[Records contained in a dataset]
---------------
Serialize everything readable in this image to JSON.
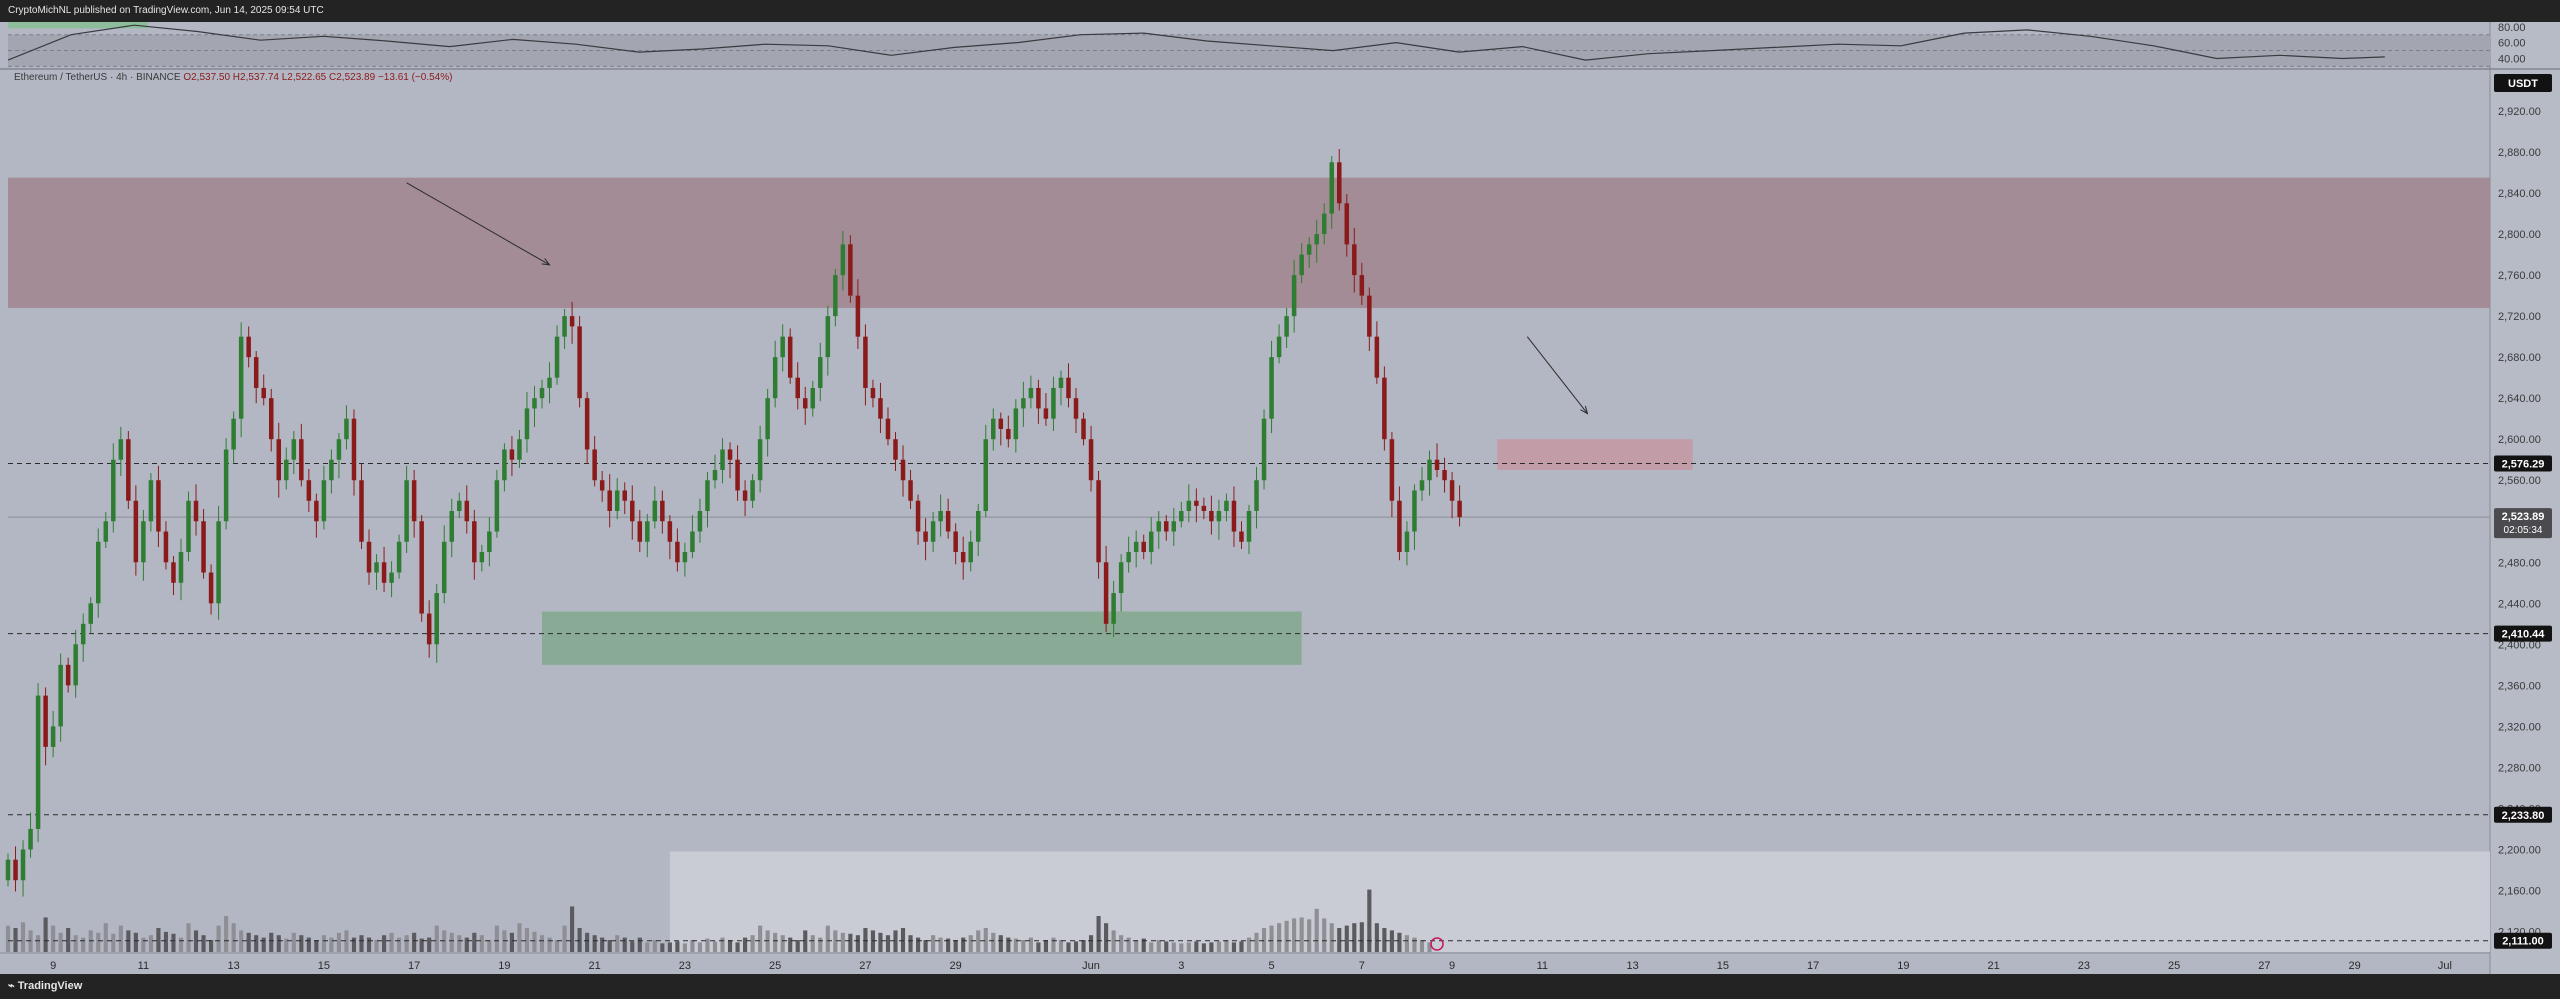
{
  "header": {
    "text": "CryptoMichNL published on TradingView.com, Jun 14, 2025 09:54 UTC"
  },
  "footer": {
    "brand": "TradingView"
  },
  "symbol_info": {
    "pair": "Ethereum / TetherUS · 4h · BINANCE",
    "open": "O2,537.50",
    "high": "H2,537.74",
    "low": "L2,522.65",
    "close": "C2,523.89",
    "change": "−13.61 (−0.54%)"
  },
  "currency_badge": "USDT",
  "colors": {
    "background": "#b3b7c3",
    "up": "#2f7d32",
    "down": "#8b1a1a",
    "supply_zone": "#a0858e",
    "demand_zone": "#84a88f",
    "small_zone": "#c39aa5",
    "volume_dark": "#5a5a5f",
    "volume_light": "#8e8e94"
  },
  "chart_data": [
    {
      "type": "line",
      "name": "RSI panel",
      "y_ticks": [
        "80.00",
        "60.00",
        "40.00"
      ],
      "ylim": [
        28,
        86
      ],
      "x_range": [
        0,
        236
      ],
      "x": [
        0,
        6,
        12,
        18,
        24,
        30,
        36,
        42,
        48,
        54,
        60,
        66,
        72,
        78,
        84,
        90,
        96,
        102,
        108,
        114,
        120,
        126,
        132,
        138,
        144,
        150,
        156,
        162,
        168,
        174,
        180,
        186,
        192,
        198,
        204,
        210,
        216,
        222,
        226
      ],
      "values": [
        38,
        70,
        82,
        74,
        63,
        68,
        62,
        55,
        64,
        58,
        48,
        52,
        58,
        56,
        44,
        54,
        60,
        70,
        72,
        62,
        56,
        50,
        60,
        48,
        55,
        38,
        46,
        50,
        54,
        58,
        56,
        72,
        76,
        68,
        56,
        40,
        44,
        40,
        42
      ]
    },
    {
      "type": "candlestick",
      "title": "Ethereum / TetherUS · 4h · BINANCE",
      "ylabel": "USDT",
      "ylim": [
        2100,
        2960
      ],
      "y_ticks": [
        "2,920.00",
        "2,880.00",
        "2,840.00",
        "2,800.00",
        "2,760.00",
        "2,720.00",
        "2,680.00",
        "2,640.00",
        "2,600.00",
        "2,560.00",
        "2,520.00",
        "2,480.00",
        "2,440.00",
        "2,400.00",
        "2,360.00",
        "2,320.00",
        "2,280.00",
        "2,240.00",
        "2,200.00",
        "2,160.00",
        "2,120.00"
      ],
      "x_ticks": [
        {
          "label": "9",
          "i": 6
        },
        {
          "label": "11",
          "i": 18
        },
        {
          "label": "13",
          "i": 30
        },
        {
          "label": "15",
          "i": 42
        },
        {
          "label": "17",
          "i": 54
        },
        {
          "label": "19",
          "i": 66
        },
        {
          "label": "21",
          "i": 78
        },
        {
          "label": "23",
          "i": 90
        },
        {
          "label": "25",
          "i": 102
        },
        {
          "label": "27",
          "i": 114
        },
        {
          "label": "29",
          "i": 126
        },
        {
          "label": "Jun",
          "i": 144
        },
        {
          "label": "3",
          "i": 156
        },
        {
          "label": "5",
          "i": 168
        },
        {
          "label": "7",
          "i": 180
        },
        {
          "label": "9",
          "i": 192
        },
        {
          "label": "11",
          "i": 204
        },
        {
          "label": "13",
          "i": 216
        },
        {
          "label": "15",
          "i": 228
        },
        {
          "label": "17",
          "i": 240
        },
        {
          "label": "19",
          "i": 252
        },
        {
          "label": "21",
          "i": 264
        },
        {
          "label": "23",
          "i": 276
        },
        {
          "label": "25",
          "i": 288
        },
        {
          "label": "27",
          "i": 300
        },
        {
          "label": "29",
          "i": 312
        },
        {
          "label": "Jul",
          "i": 324
        }
      ],
      "x_range": [
        0,
        330
      ],
      "closes": [
        2190,
        2170,
        2200,
        2220,
        2350,
        2300,
        2320,
        2380,
        2360,
        2400,
        2420,
        2440,
        2500,
        2520,
        2580,
        2600,
        2540,
        2480,
        2520,
        2560,
        2510,
        2480,
        2460,
        2490,
        2540,
        2520,
        2470,
        2440,
        2520,
        2590,
        2620,
        2700,
        2680,
        2650,
        2640,
        2600,
        2560,
        2580,
        2600,
        2560,
        2540,
        2520,
        2560,
        2580,
        2600,
        2620,
        2560,
        2500,
        2470,
        2480,
        2460,
        2470,
        2500,
        2560,
        2520,
        2430,
        2400,
        2450,
        2500,
        2530,
        2540,
        2520,
        2480,
        2490,
        2510,
        2560,
        2590,
        2580,
        2600,
        2630,
        2640,
        2650,
        2660,
        2700,
        2720,
        2710,
        2640,
        2590,
        2560,
        2550,
        2530,
        2550,
        2540,
        2520,
        2500,
        2520,
        2540,
        2520,
        2500,
        2480,
        2490,
        2510,
        2530,
        2560,
        2570,
        2590,
        2580,
        2550,
        2540,
        2560,
        2600,
        2640,
        2680,
        2700,
        2660,
        2640,
        2630,
        2650,
        2680,
        2720,
        2760,
        2790,
        2740,
        2700,
        2650,
        2640,
        2620,
        2600,
        2580,
        2560,
        2540,
        2510,
        2500,
        2520,
        2530,
        2510,
        2490,
        2480,
        2500,
        2530,
        2600,
        2620,
        2610,
        2600,
        2630,
        2640,
        2650,
        2630,
        2620,
        2650,
        2660,
        2640,
        2620,
        2600,
        2560,
        2480,
        2420,
        2450,
        2480,
        2490,
        2500,
        2490,
        2510,
        2520,
        2510,
        2520,
        2530,
        2540,
        2535,
        2530,
        2520,
        2530,
        2540,
        2510,
        2500,
        2530,
        2560,
        2620,
        2680,
        2700,
        2720,
        2760,
        2780,
        2790,
        2800,
        2820,
        2870,
        2830,
        2790,
        2760,
        2740,
        2700,
        2660,
        2600,
        2540,
        2490,
        2510,
        2550,
        2560,
        2580,
        2570,
        2560,
        2540,
        2524
      ],
      "last_price": "2,523.89",
      "countdown": "02:05:34",
      "levels": [
        {
          "price": 2576.29,
          "label": "2,576.29"
        },
        {
          "price": 2410.44,
          "label": "2,410.44"
        },
        {
          "price": 2233.8,
          "label": "2,233.80"
        },
        {
          "price": 2111.0,
          "label": "2,111.00"
        }
      ],
      "zones": [
        {
          "name": "supply",
          "from_i": 0,
          "to_i": 330,
          "low": 2728,
          "high": 2855
        },
        {
          "name": "demand",
          "from_i": 71,
          "to_i": 172,
          "low": 2380,
          "high": 2432
        },
        {
          "name": "target",
          "from_i": 198,
          "to_i": 224,
          "low": 2570,
          "high": 2600
        }
      ],
      "arrows": [
        {
          "from": [
            53,
            2850
          ],
          "to": [
            72,
            2770
          ]
        },
        {
          "from": [
            202,
            2700
          ],
          "to": [
            210,
            2625
          ]
        }
      ]
    },
    {
      "type": "bar",
      "name": "Volume",
      "values_note": "relative volume heights 0-1",
      "values": [
        0.55,
        0.5,
        0.62,
        0.45,
        0.35,
        0.72,
        0.55,
        0.4,
        0.5,
        0.35,
        0.3,
        0.45,
        0.4,
        0.6,
        0.38,
        0.55,
        0.45,
        0.4,
        0.3,
        0.35,
        0.5,
        0.42,
        0.38,
        0.3,
        0.6,
        0.45,
        0.35,
        0.25,
        0.55,
        0.75,
        0.6,
        0.45,
        0.4,
        0.35,
        0.3,
        0.4,
        0.35,
        0.28,
        0.4,
        0.35,
        0.3,
        0.25,
        0.35,
        0.3,
        0.4,
        0.45,
        0.3,
        0.35,
        0.3,
        0.25,
        0.35,
        0.4,
        0.3,
        0.35,
        0.4,
        0.28,
        0.3,
        0.55,
        0.45,
        0.4,
        0.35,
        0.3,
        0.4,
        0.35,
        0.25,
        0.55,
        0.45,
        0.4,
        0.6,
        0.5,
        0.42,
        0.35,
        0.3,
        0.25,
        0.55,
        0.95,
        0.5,
        0.4,
        0.35,
        0.3,
        0.25,
        0.35,
        0.3,
        0.22,
        0.3,
        0.2,
        0.25,
        0.18,
        0.2,
        0.22,
        0.18,
        0.25,
        0.2,
        0.28,
        0.22,
        0.3,
        0.25,
        0.2,
        0.3,
        0.35,
        0.55,
        0.45,
        0.4,
        0.35,
        0.3,
        0.25,
        0.45,
        0.35,
        0.3,
        0.55,
        0.45,
        0.4,
        0.38,
        0.35,
        0.5,
        0.45,
        0.4,
        0.35,
        0.45,
        0.5,
        0.35,
        0.3,
        0.25,
        0.35,
        0.3,
        0.28,
        0.25,
        0.3,
        0.35,
        0.45,
        0.5,
        0.4,
        0.35,
        0.3,
        0.28,
        0.25,
        0.3,
        0.2,
        0.25,
        0.3,
        0.25,
        0.2,
        0.22,
        0.25,
        0.35,
        0.75,
        0.6,
        0.45,
        0.35,
        0.3,
        0.25,
        0.28,
        0.2,
        0.25,
        0.22,
        0.2,
        0.18,
        0.2,
        0.22,
        0.18,
        0.2,
        0.22,
        0.25,
        0.2,
        0.22,
        0.3,
        0.4,
        0.5,
        0.55,
        0.6,
        0.65,
        0.7,
        0.72,
        0.68,
        0.9,
        0.7,
        0.6,
        0.5,
        0.55,
        0.6,
        0.62,
        1.3,
        0.6,
        0.5,
        0.45,
        0.4,
        0.35,
        0.3,
        0.25,
        0.2
      ]
    }
  ]
}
---------------
- **What this task involves**: Output a single number: how many lines contain the word "type".

- **Reply to the task**: 3